[start]

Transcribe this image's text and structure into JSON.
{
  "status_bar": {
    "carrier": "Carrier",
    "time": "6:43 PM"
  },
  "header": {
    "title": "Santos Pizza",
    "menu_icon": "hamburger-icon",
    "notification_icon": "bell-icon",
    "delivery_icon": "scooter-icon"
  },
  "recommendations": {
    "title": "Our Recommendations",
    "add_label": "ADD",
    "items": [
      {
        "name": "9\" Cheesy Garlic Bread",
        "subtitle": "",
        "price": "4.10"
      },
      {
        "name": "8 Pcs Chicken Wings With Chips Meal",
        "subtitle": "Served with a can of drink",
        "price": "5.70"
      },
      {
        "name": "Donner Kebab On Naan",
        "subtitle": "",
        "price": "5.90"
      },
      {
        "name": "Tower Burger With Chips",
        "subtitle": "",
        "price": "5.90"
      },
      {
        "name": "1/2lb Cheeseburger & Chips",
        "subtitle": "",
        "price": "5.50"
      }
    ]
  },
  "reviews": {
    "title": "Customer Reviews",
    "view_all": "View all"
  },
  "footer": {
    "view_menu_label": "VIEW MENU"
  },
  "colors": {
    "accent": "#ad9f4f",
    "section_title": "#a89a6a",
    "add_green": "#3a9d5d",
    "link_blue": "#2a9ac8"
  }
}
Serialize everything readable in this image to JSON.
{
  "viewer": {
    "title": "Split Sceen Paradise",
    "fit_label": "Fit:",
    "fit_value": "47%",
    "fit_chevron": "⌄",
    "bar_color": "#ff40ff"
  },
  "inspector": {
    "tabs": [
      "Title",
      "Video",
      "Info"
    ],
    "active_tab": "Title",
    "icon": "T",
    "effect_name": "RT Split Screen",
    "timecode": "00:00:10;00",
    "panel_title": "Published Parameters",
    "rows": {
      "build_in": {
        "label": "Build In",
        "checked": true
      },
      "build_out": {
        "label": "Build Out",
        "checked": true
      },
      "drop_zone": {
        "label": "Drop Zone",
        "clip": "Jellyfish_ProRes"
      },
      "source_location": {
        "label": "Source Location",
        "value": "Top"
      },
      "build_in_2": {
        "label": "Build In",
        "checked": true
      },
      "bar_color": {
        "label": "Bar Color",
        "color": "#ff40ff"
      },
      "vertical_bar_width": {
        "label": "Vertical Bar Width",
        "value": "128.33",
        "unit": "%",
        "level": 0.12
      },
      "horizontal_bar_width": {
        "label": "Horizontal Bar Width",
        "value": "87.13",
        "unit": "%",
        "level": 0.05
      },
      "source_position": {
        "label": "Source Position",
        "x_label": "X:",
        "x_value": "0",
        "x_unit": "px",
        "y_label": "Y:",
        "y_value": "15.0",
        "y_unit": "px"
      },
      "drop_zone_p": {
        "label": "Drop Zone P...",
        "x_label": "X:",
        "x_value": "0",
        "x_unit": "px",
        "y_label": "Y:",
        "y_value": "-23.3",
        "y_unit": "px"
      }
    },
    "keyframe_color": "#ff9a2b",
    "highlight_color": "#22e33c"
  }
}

[end]

Given exercise: Quote verbatim the line containing "Serialize everything readable" and every line after it through the end of the records above.

Answer to the problem:
Serialize everything readable in this image to JSON.
{
  "viewer": {
    "title": "Split Sceen Paradise",
    "fit_label": "Fit:",
    "fit_value": "47%",
    "fit_chevron": "⌄",
    "bar_color": "#ff40ff"
  },
  "inspector": {
    "tabs": [
      "Title",
      "Video",
      "Info"
    ],
    "active_tab": "Title",
    "icon": "T",
    "effect_name": "RT Split Screen",
    "timecode": "00:00:10;00",
    "panel_title": "Published Parameters",
    "rows": {
      "build_in": {
        "label": "Build In",
        "checked": true
      },
      "build_out": {
        "label": "Build Out",
        "checked": true
      },
      "drop_zone": {
        "label": "Drop Zone",
        "clip": "Jellyfish_ProRes"
      },
      "source_location": {
        "label": "Source Location",
        "value": "Top"
      },
      "build_in_2": {
        "label": "Build In",
        "checked": true
      },
      "bar_color": {
        "label": "Bar Color",
        "color": "#ff40ff"
      },
      "vertical_bar_width": {
        "label": "Vertical Bar Width",
        "value": "128.33",
        "unit": "%",
        "level": 0.12
      },
      "horizontal_bar_width": {
        "label": "Horizontal Bar Width",
        "value": "87.13",
        "unit": "%",
        "level": 0.05
      },
      "source_position": {
        "label": "Source Position",
        "x_label": "X:",
        "x_value": "0",
        "x_unit": "px",
        "y_label": "Y:",
        "y_value": "15.0",
        "y_unit": "px"
      },
      "drop_zone_p": {
        "label": "Drop Zone P...",
        "x_label": "X:",
        "x_value": "0",
        "x_unit": "px",
        "y_label": "Y:",
        "y_value": "-23.3",
        "y_unit": "px"
      }
    },
    "keyframe_color": "#ff9a2b",
    "highlight_color": "#22e33c"
  }
}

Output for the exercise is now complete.